**Task to complete:** Report only the number of lines in this material that include the string "icon".

**Data records:**
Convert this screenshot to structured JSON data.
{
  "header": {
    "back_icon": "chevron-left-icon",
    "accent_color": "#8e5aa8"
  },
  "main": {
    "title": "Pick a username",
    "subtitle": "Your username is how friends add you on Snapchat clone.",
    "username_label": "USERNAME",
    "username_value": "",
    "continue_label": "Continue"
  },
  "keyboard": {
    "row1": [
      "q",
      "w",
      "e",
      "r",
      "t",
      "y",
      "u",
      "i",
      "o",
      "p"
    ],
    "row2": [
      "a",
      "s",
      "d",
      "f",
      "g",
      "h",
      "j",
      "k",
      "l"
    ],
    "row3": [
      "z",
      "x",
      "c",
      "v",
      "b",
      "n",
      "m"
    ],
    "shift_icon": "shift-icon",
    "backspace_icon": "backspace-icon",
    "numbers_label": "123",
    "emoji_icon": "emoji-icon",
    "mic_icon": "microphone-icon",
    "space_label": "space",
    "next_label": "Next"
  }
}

**Result:** 5